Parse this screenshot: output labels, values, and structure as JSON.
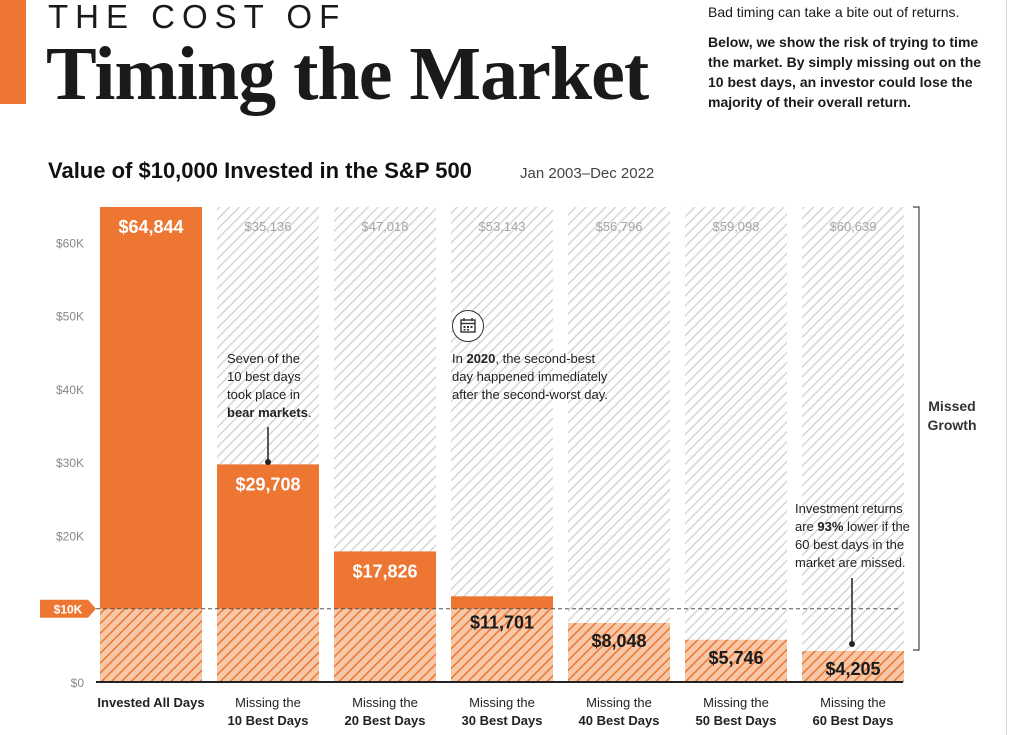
{
  "header": {
    "kicker": "THE COST OF",
    "headline": "Timing the Market",
    "intro_line1": "Bad timing can take a bite out of returns.",
    "intro_line2": "Below, we show the risk of trying to time the market. By simply missing out on the 10 best days, an investor could lose the majority of their overall return."
  },
  "chart_title": "Value of $10,000 Invested in the S&P 500",
  "chart_subtitle": "Jan 2003–Dec 2022",
  "chart_data": {
    "type": "bar",
    "categories": [
      {
        "line1": "Invested All Days",
        "line2": ""
      },
      {
        "line1": "Missing the",
        "line2": "10 Best Days"
      },
      {
        "line1": "Missing the",
        "line2": "20 Best Days"
      },
      {
        "line1": "Missing the",
        "line2": "30 Best Days"
      },
      {
        "line1": "Missing the",
        "line2": "40 Best Days"
      },
      {
        "line1": "Missing the",
        "line2": "50 Best Days"
      },
      {
        "line1": "Missing the",
        "line2": "60 Best Days"
      }
    ],
    "values": [
      64844,
      29708,
      17826,
      11701,
      8048,
      5746,
      4205
    ],
    "value_labels": [
      "$64,844",
      "$29,708",
      "$17,826",
      "$11,701",
      "$8,048",
      "$5,746",
      "$4,205"
    ],
    "missed_growth_labels": [
      "",
      "$35,136",
      "$47,018",
      "$53,143",
      "$56,796",
      "$59,098",
      "$60,639"
    ],
    "baseline_value": 10000,
    "baseline_label": "$10K",
    "ylim": [
      0,
      65000
    ],
    "yticks": [
      {
        "value": 0,
        "label": "$0"
      },
      {
        "value": 10000,
        "label": ""
      },
      {
        "value": 20000,
        "label": "$20K"
      },
      {
        "value": 30000,
        "label": "$30K"
      },
      {
        "value": 40000,
        "label": "$40K"
      },
      {
        "value": 50000,
        "label": "$50K"
      },
      {
        "value": 60000,
        "label": "$60K"
      }
    ],
    "bracket_label": [
      "Missed",
      "Growth"
    ],
    "colors": {
      "accent": "#ee7633",
      "hatch": "#d9d9d9",
      "baseline_hatch": "#f4b48c",
      "text": "#1a1a1a"
    }
  },
  "annotations": {
    "bear": {
      "l1": "Seven of the",
      "l2": "10 best days",
      "l3": "took place in",
      "bold": "bear markets",
      "tail": "."
    },
    "y2020": {
      "pre": "In ",
      "bold": "2020",
      "post": ", the second-best",
      "l2": "day happened immediately",
      "l3": "after the second-worst day."
    },
    "lower": {
      "l1": "Investment returns",
      "pre": "are ",
      "bold": "93%",
      "post": " lower if the",
      "l3": "60 best days in the",
      "l4": "market are missed."
    }
  },
  "icons": {
    "calendar": "calendar-icon"
  }
}
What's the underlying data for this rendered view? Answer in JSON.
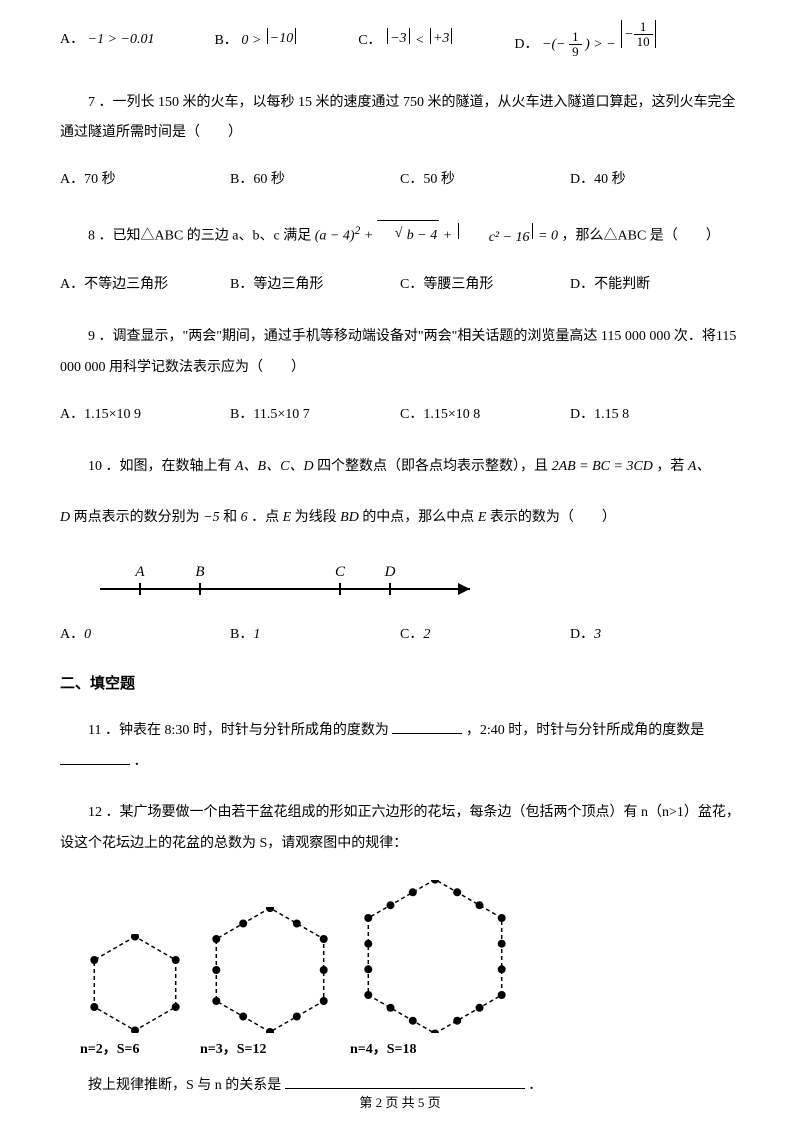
{
  "q6": {
    "optA_label": "A．",
    "optA_text": "−1 > −0.01",
    "optB_label": "B．",
    "optB_text_pre": "0 > ",
    "optB_abs": "−10",
    "optC_label": "C．",
    "optC_abs1": "−3",
    "optC_mid": " < ",
    "optC_abs2": "+3",
    "optD_label": "D．",
    "optD_pre": "−(−",
    "optD_frac1_n": "1",
    "optD_frac1_d": "9",
    "optD_mid": ") > −",
    "optD_frac2_n": "1",
    "optD_frac2_d": "10"
  },
  "q7": {
    "text": "7 ．一列长 150 米的火车，以每秒 15 米的速度通过 750 米的隧道，从火车进入隧道口算起，这列火车完全通过隧道所需时间是（　　）",
    "a": "A．70 秒",
    "b": "B．60 秒",
    "c": "C．50 秒",
    "d": "D．40 秒"
  },
  "q8": {
    "pre": "8 ．已知△ABC 的三边 a、b、c 满足",
    "expr_a": "(a − 4)",
    "expr_pow": "2",
    "expr_plus1": " + ",
    "expr_sqrt": "b − 4",
    "expr_plus2": " + ",
    "expr_abs": "c² − 16",
    "expr_eq": " = 0",
    "post": "，那么△ABC 是（　　）",
    "a": "A．不等边三角形",
    "b": "B．等边三角形",
    "c": "C．等腰三角形",
    "d": "D．不能判断"
  },
  "q9": {
    "text": "9 ．调查显示，\"两会\"期间，通过手机等移动端设备对\"两会\"相关话题的浏览量高达 115 000 000 次．将115 000 000 用科学记数法表示应为（　　）",
    "a": "A．1.15×10 9",
    "b": "B．11.5×10 7",
    "c": "C．1.15×10 8",
    "d": "D．1.15 8"
  },
  "q10": {
    "pre": "10 ．如图，在数轴上有",
    "lets1": "A、B、C、D",
    "mid1": "四个整数点（即各点均表示整数），且",
    "eq": "2AB = BC = 3CD",
    "mid2": "，若",
    "lets2": "A、",
    "line2a": "D",
    "line2b": "两点表示的数分别为",
    "neg5": "−5",
    "line2c": "和",
    "six": "6",
    "line2d": "．点",
    "E1": "E",
    "line2e": "为线段",
    "BD": "BD",
    "line2f": "的中点，那么中点",
    "E2": "E",
    "line2g": "表示的数为（　　）",
    "axis": {
      "A": "A",
      "B": "B",
      "C": "C",
      "D": "D"
    },
    "a": "A．",
    "av": "0",
    "b": "B．",
    "bv": "1",
    "c": "C．",
    "cv": "2",
    "d": "D．",
    "dv": "3"
  },
  "section2": "二、填空题",
  "q11": {
    "p1": "11 ．钟表在 8:30 时，时针与分针所成角的度数为",
    "p2": "，2:40 时，时针与分针所成角的度数是",
    "p3": "．"
  },
  "q12": {
    "text": "12 ．某广场要做一个由若干盆花组成的形如正六边形的花坛，每条边（包括两个顶点）有 n（n>1）盆花，设这个花坛边上的花盆的总数为 S，请观察图中的规律：",
    "hex": [
      {
        "n": 2,
        "s": 6,
        "size": 110,
        "dots_per_side": 2,
        "caption": "n=2，S=6"
      },
      {
        "n": 3,
        "s": 12,
        "size": 140,
        "dots_per_side": 3,
        "caption": "n=3，S=12"
      },
      {
        "n": 4,
        "s": 18,
        "size": 170,
        "dots_per_side": 4,
        "caption": "n=4，S=18"
      }
    ],
    "conclusion_pre": "按上规律推断，S 与 n 的关系是",
    "conclusion_post": "．"
  },
  "footer": "第 2 页 共 5 页",
  "colors": {
    "text": "#000000",
    "bg": "#ffffff",
    "stroke": "#000000"
  }
}
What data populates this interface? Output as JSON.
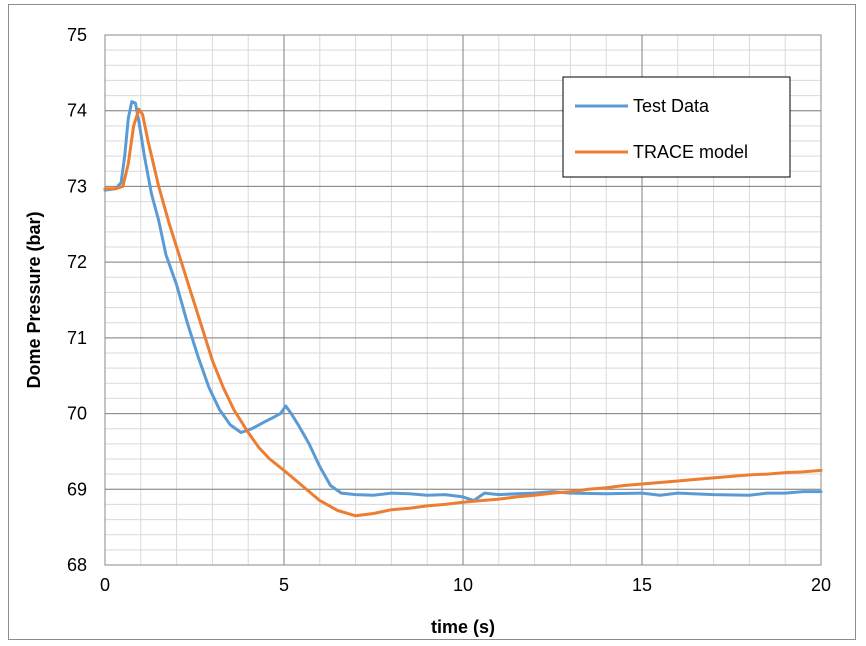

****

Images in the data above are to be skipped. Retype all other material exactly.

Exercise answer —
Parse this screenshot: output labels, values, and structure as JSON.
{
  "header": {
    "kicker": "THE COST OF",
    "headline": "Timing the Market",
    "intro_line1": "Bad timing can take a bite out of returns.",
    "intro_line2": "Below, we show the risk of trying to time the market. By simply missing out on the 10 best days, an investor could lose the majority of their overall return."
  },
  "chart_title": "Value of $10,000 Invested in the S&P 500",
  "chart_subtitle": "Jan 2003–Dec 2022",
  "chart_data": {
    "type": "bar",
    "categories": [
      {
        "line1": "Invested All Days",
        "line2": ""
      },
      {
        "line1": "Missing the",
        "line2": "10 Best Days"
      },
      {
        "line1": "Missing the",
        "line2": "20 Best Days"
      },
      {
        "line1": "Missing the",
        "line2": "30 Best Days"
      },
      {
        "line1": "Missing the",
        "line2": "40 Best Days"
      },
      {
        "line1": "Missing the",
        "line2": "50 Best Days"
      },
      {
        "line1": "Missing the",
        "line2": "60 Best Days"
      }
    ],
    "values": [
      64844,
      29708,
      17826,
      11701,
      8048,
      5746,
      4205
    ],
    "value_labels": [
      "$64,844",
      "$29,708",
      "$17,826",
      "$11,701",
      "$8,048",
      "$5,746",
      "$4,205"
    ],
    "missed_growth_labels": [
      "",
      "$35,136",
      "$47,018",
      "$53,143",
      "$56,796",
      "$59,098",
      "$60,639"
    ],
    "baseline_value": 10000,
    "baseline_label": "$10K",
    "ylim": [
      0,
      65000
    ],
    "yticks": [
      {
        "value": 0,
        "label": "$0"
      },
      {
        "value": 10000,
        "label": ""
      },
      {
        "value": 20000,
        "label": "$20K"
      },
      {
        "value": 30000,
        "label": "$30K"
      },
      {
        "value": 40000,
        "label": "$40K"
      },
      {
        "value": 50000,
        "label": "$50K"
      },
      {
        "value": 60000,
        "label": "$60K"
      }
    ],
    "bracket_label": [
      "Missed",
      "Growth"
    ],
    "colors": {
      "accent": "#ee7633",
      "hatch": "#d9d9d9",
      "baseline_hatch": "#f4b48c",
      "text": "#1a1a1a"
    }
  },
  "annotations": {
    "bear": {
      "l1": "Seven of the",
      "l2": "10 best days",
      "l3": "took place in",
      "bold": "bear markets",
      "tail": "."
    },
    "y2020": {
      "pre": "In ",
      "bold": "2020",
      "post": ", the second-best",
      "l2": "day happened immediately",
      "l3": "after the second-worst day."
    },
    "lower": {
      "l1": "Investment returns",
      "pre": "are ",
      "bold": "93%",
      "post": " lower if the",
      "l3": "60 best days in the",
      "l4": "market are missed."
    }
  },
  "icons": {
    "calendar": "calendar-icon"
  }
}
What's the underlying data for this rendered view? Answer in JSON.
{
  "q6": {
    "optA_label": "A．",
    "optA_text": "−1 > −0.01",
    "optB_label": "B．",
    "optB_text_pre": "0 > ",
    "optB_abs": "−10",
    "optC_label": "C．",
    "optC_abs1": "−3",
    "optC_mid": " < ",
    "optC_abs2": "+3",
    "optD_label": "D．",
    "optD_pre": "−(−",
    "optD_frac1_n": "1",
    "optD_frac1_d": "9",
    "optD_mid": ") > −",
    "optD_frac2_n": "1",
    "optD_frac2_d": "10"
  },
  "q7": {
    "text": "7 ．一列长 150 米的火车，以每秒 15 米的速度通过 750 米的隧道，从火车进入隧道口算起，这列火车完全通过隧道所需时间是（　　）",
    "a": "A．70 秒",
    "b": "B．60 秒",
    "c": "C．50 秒",
    "d": "D．40 秒"
  },
  "q8": {
    "pre": "8 ．已知△ABC 的三边 a、b、c 满足",
    "expr_a": "(a − 4)",
    "expr_pow": "2",
    "expr_plus1": " + ",
    "expr_sqrt": "b − 4",
    "expr_plus2": " + ",
    "expr_abs": "c² − 16",
    "expr_eq": " = 0",
    "post": "，那么△ABC 是（　　）",
    "a": "A．不等边三角形",
    "b": "B．等边三角形",
    "c": "C．等腰三角形",
    "d": "D．不能判断"
  },
  "q9": {
    "text": "9 ．调查显示，\"两会\"期间，通过手机等移动端设备对\"两会\"相关话题的浏览量高达 115 000 000 次．将115 000 000 用科学记数法表示应为（　　）",
    "a": "A．1.15×10 9",
    "b": "B．11.5×10 7",
    "c": "C．1.15×10 8",
    "d": "D．1.15 8"
  },
  "q10": {
    "pre": "10 ．如图，在数轴上有",
    "lets1": "A、B、C、D",
    "mid1": "四个整数点（即各点均表示整数），且",
    "eq": "2AB = BC = 3CD",
    "mid2": "，若",
    "lets2": "A、",
    "line2a": "D",
    "line2b": "两点表示的数分别为",
    "neg5": "−5",
    "line2c": "和",
    "six": "6",
    "line2d": "．点",
    "E1": "E",
    "line2e": "为线段",
    "BD": "BD",
    "line2f": "的中点，那么中点",
    "E2": "E",
    "line2g": "表示的数为（　　）",
    "axis": {
      "A": "A",
      "B": "B",
      "C": "C",
      "D": "D"
    },
    "a": "A．",
    "av": "0",
    "b": "B．",
    "bv": "1",
    "c": "C．",
    "cv": "2",
    "d": "D．",
    "dv": "3"
  },
  "section2": "二、填空题",
  "q11": {
    "p1": "11 ．钟表在 8:30 时，时针与分针所成角的度数为",
    "p2": "，2:40 时，时针与分针所成角的度数是",
    "p3": "．"
  },
  "q12": {
    "text": "12 ．某广场要做一个由若干盆花组成的形如正六边形的花坛，每条边（包括两个顶点）有 n（n>1）盆花，设这个花坛边上的花盆的总数为 S，请观察图中的规律：",
    "hex": [
      {
        "n": 2,
        "s": 6,
        "size": 110,
        "dots_per_side": 2,
        "caption": "n=2，S=6"
      },
      {
        "n": 3,
        "s": 12,
        "size": 140,
        "dots_per_side": 3,
        "caption": "n=3，S=12"
      },
      {
        "n": 4,
        "s": 18,
        "size": 170,
        "dots_per_side": 4,
        "caption": "n=4，S=18"
      }
    ],
    "conclusion_pre": "按上规律推断，S 与 n 的关系是",
    "conclusion_post": "．"
  },
  "footer": "第 2 页 共 5 页",
  "colors": {
    "text": "#000000",
    "bg": "#ffffff",
    "stroke": "#000000"
  }
}
What data populates this interface? Output as JSON.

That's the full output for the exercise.